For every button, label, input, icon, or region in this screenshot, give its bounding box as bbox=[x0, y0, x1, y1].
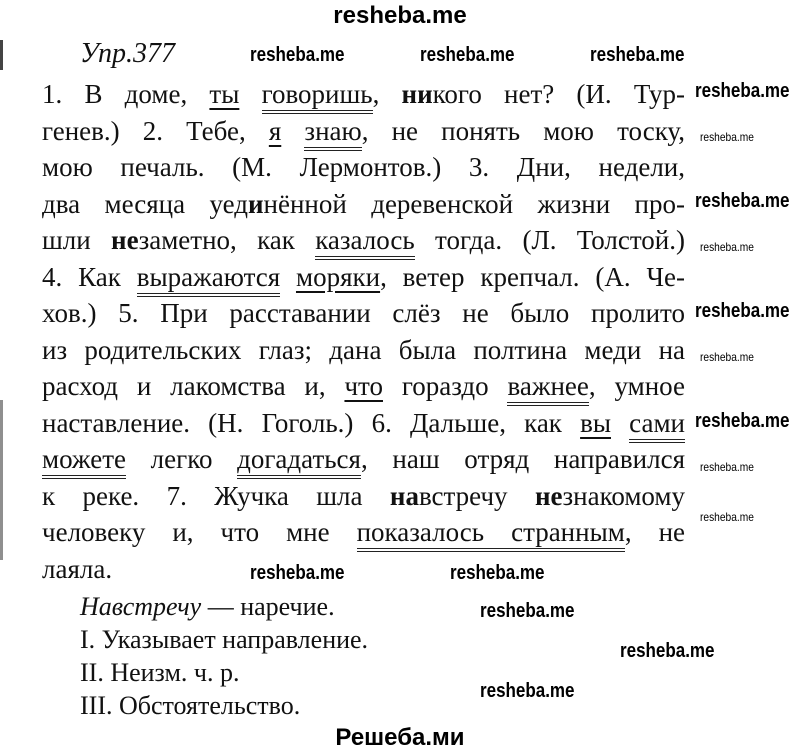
text-segment: расход и лакомства и, bbox=[42, 371, 345, 401]
predicate-word: можете bbox=[42, 444, 126, 479]
text-segment: 1. В доме, bbox=[42, 79, 210, 109]
subject-word: что bbox=[344, 371, 383, 401]
text-line bbox=[42, 115, 685, 147]
text-line bbox=[42, 334, 685, 366]
watermark: resheba.me bbox=[695, 300, 790, 322]
watermark: resheba.me bbox=[700, 510, 754, 524]
site-header: resheba.me bbox=[333, 2, 467, 29]
scan-edge bbox=[0, 400, 3, 560]
text-segment: два месяца уед bbox=[42, 188, 248, 219]
subject-word: моряки bbox=[295, 261, 381, 292]
text-segment: знакомому bbox=[562, 480, 685, 511]
subject-word: вы bbox=[580, 407, 611, 438]
watermark: resheba.me bbox=[590, 44, 685, 66]
text-segment bbox=[281, 116, 304, 146]
text-line bbox=[42, 443, 685, 475]
text-segment: тогда. (Л. Толстой.) bbox=[414, 225, 685, 255]
text-segment: к реке. 7. Жучка шла bbox=[42, 480, 390, 511]
text-segment: лаяла. bbox=[42, 553, 113, 584]
text-segment: легко bbox=[125, 444, 238, 474]
site-footer: Решеба.ми bbox=[335, 724, 465, 751]
emphasized-letters: не bbox=[534, 480, 563, 511]
text-line bbox=[42, 151, 685, 183]
watermark: resheba.me bbox=[700, 240, 754, 254]
text-segment: кого нет? (И. Тур- bbox=[432, 79, 686, 109]
exercise-title: Упр.377 bbox=[80, 38, 176, 69]
text-segment: шли bbox=[42, 225, 112, 255]
text-segment: хов.) 5. При расставании слёз не было пролито bbox=[42, 298, 685, 328]
text-segment: встречу bbox=[418, 480, 535, 511]
watermark: resheba.me bbox=[480, 600, 575, 622]
emphasized-letters: ни bbox=[401, 79, 433, 109]
text-line bbox=[42, 516, 685, 548]
predicate-word: выражаются bbox=[137, 262, 280, 297]
text-line bbox=[42, 407, 685, 439]
analysis-pos: — наречие. bbox=[201, 592, 335, 621]
text-line bbox=[42, 553, 685, 585]
subject-word: я bbox=[268, 115, 282, 146]
emphasized-letters: и bbox=[247, 188, 264, 219]
text-segment: из родительских глаз; дана была полтина меди на bbox=[42, 334, 685, 365]
predicate-word: говоришь bbox=[262, 79, 373, 114]
text-segment: генев.) 2. Тебе, bbox=[42, 115, 269, 146]
analysis-heading bbox=[80, 592, 335, 622]
text-segment: , ветер крепчал. (А. Че- bbox=[380, 261, 685, 292]
text-segment: , умное bbox=[588, 371, 685, 401]
text-line bbox=[42, 224, 685, 256]
text-segment bbox=[611, 408, 629, 438]
watermark: resheba.me bbox=[700, 460, 754, 474]
watermark: resheba.me bbox=[420, 44, 515, 66]
watermark: resheba.me bbox=[480, 680, 575, 702]
text-segment bbox=[239, 79, 261, 109]
emphasized-letters: не bbox=[111, 225, 139, 255]
analysis-word: Навстречу bbox=[80, 592, 202, 621]
text-segment: , наш отряд направился bbox=[360, 444, 685, 474]
text-segment: , не понять мою тоску, bbox=[361, 115, 685, 146]
text-line bbox=[42, 188, 685, 220]
watermark: resheba.me bbox=[700, 350, 754, 364]
analysis-item: I. Указывает направление. bbox=[80, 625, 369, 654]
watermark: resheba.me bbox=[700, 130, 754, 144]
watermark: resheba.me bbox=[695, 80, 790, 102]
predicate-word: догадаться bbox=[237, 444, 361, 479]
text-segment: мою печаль. (М. Лермонтов.) 3. Дни, недели, bbox=[42, 152, 685, 182]
text-segment bbox=[280, 262, 296, 292]
watermark: resheba.me bbox=[250, 44, 345, 66]
text-line bbox=[42, 261, 685, 293]
text-line bbox=[42, 480, 685, 512]
text-segment: , не bbox=[624, 517, 685, 547]
emphasized-letters: на bbox=[389, 480, 419, 511]
text-segment: заметно, как bbox=[138, 225, 316, 255]
analysis-item: II. Неизм. ч. р. bbox=[80, 658, 240, 687]
text-segment: , bbox=[372, 79, 402, 109]
watermark: resheba.me bbox=[695, 190, 790, 212]
watermark: resheba.me bbox=[450, 562, 545, 584]
scan-edge bbox=[0, 40, 3, 70]
text-segment: человеку и, что мне bbox=[42, 517, 357, 547]
analysis-item: III. Обстоятельство. bbox=[80, 691, 301, 720]
watermark: resheba.me bbox=[250, 562, 345, 584]
predicate-word: важнее bbox=[507, 371, 588, 406]
watermark: resheba.me bbox=[695, 410, 790, 432]
text-line bbox=[42, 297, 685, 329]
subject-word: ты bbox=[209, 79, 240, 109]
text-segment: нённой деревенской жизни про- bbox=[263, 188, 685, 219]
text-segment: гораздо bbox=[382, 371, 508, 401]
watermark: resheba.me bbox=[620, 640, 715, 662]
text-segment: 4. Как bbox=[42, 261, 137, 292]
text-line bbox=[42, 78, 685, 110]
predicate-word: показалось странным bbox=[357, 517, 625, 552]
predicate-word: сами bbox=[629, 408, 685, 443]
predicate-word: знаю bbox=[304, 116, 361, 151]
text-segment: наставление. (Н. Гоголь.) 6. Дальше, как bbox=[42, 407, 581, 438]
text-line bbox=[42, 370, 685, 402]
predicate-word: казалось bbox=[315, 225, 415, 260]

——

Aim of the exercise >>
Edit the listing starting at the line that contains "text-segment: расход и" and ending at the line that contains "watermark: resheba.me bbox=[700, 240, 754, 254]": change every "text-line" to "text-row" and leave the rest of those lines as they are.

Answer to the exercise >>
text-segment: расход и лакомства и, bbox=[42, 371, 345, 401]
predicate-word: можете bbox=[42, 444, 126, 479]
text-segment: 1. В доме, bbox=[42, 79, 210, 109]
subject-word: что bbox=[344, 371, 383, 401]
text-row bbox=[42, 115, 685, 147]
text-row bbox=[42, 334, 685, 366]
watermark: resheba.me bbox=[695, 300, 790, 322]
watermark: resheba.me bbox=[700, 510, 754, 524]
site-header: resheba.me bbox=[333, 2, 467, 29]
scan-edge bbox=[0, 400, 3, 560]
text-segment: два месяца уед bbox=[42, 188, 248, 219]
subject-word: моряки bbox=[295, 261, 381, 292]
text-segment: знакомому bbox=[562, 480, 685, 511]
subject-word: вы bbox=[580, 407, 611, 438]
watermark: resheba.me bbox=[590, 44, 685, 66]
text-segment bbox=[281, 116, 304, 146]
text-row bbox=[42, 443, 685, 475]
text-segment: тогда. (Л. Толстой.) bbox=[414, 225, 685, 255]
text-segment: к реке. 7. Жучка шла bbox=[42, 480, 390, 511]
text-segment: лаяла. bbox=[42, 553, 113, 584]
text-segment: легко bbox=[125, 444, 238, 474]
site-footer: Решеба.ми bbox=[335, 724, 465, 751]
emphasized-letters: не bbox=[534, 480, 563, 511]
text-row bbox=[42, 151, 685, 183]
watermark: resheba.me bbox=[700, 240, 754, 254]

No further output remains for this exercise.